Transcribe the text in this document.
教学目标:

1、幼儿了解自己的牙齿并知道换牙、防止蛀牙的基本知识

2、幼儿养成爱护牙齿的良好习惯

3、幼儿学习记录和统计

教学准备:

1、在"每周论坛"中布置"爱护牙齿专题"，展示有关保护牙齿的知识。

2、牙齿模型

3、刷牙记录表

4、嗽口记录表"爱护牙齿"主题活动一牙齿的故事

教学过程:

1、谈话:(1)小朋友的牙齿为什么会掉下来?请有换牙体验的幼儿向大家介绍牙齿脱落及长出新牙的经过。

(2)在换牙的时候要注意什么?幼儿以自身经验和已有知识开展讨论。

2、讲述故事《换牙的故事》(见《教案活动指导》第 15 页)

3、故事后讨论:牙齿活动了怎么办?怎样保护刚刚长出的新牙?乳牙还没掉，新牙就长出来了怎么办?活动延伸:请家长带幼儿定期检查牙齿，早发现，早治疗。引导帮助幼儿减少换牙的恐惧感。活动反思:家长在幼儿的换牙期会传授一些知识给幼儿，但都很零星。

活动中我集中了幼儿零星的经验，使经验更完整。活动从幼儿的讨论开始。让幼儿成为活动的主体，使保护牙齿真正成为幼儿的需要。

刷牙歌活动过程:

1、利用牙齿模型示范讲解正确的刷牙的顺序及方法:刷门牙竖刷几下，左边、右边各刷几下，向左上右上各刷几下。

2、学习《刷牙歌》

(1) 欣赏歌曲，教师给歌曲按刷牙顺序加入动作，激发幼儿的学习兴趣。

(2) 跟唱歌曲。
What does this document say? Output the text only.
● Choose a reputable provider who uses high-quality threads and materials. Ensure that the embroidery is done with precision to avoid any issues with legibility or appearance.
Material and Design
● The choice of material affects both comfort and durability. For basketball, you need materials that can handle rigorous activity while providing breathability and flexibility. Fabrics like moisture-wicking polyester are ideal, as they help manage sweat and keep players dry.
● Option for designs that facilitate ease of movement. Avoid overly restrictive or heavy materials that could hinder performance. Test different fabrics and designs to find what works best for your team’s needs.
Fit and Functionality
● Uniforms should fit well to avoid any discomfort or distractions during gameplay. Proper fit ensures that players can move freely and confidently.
□ □ □
Objective
From the data above, copy each line where the string "text" appears.

Solution
Transcribe the text in this document.
What does this document say? Output the text only.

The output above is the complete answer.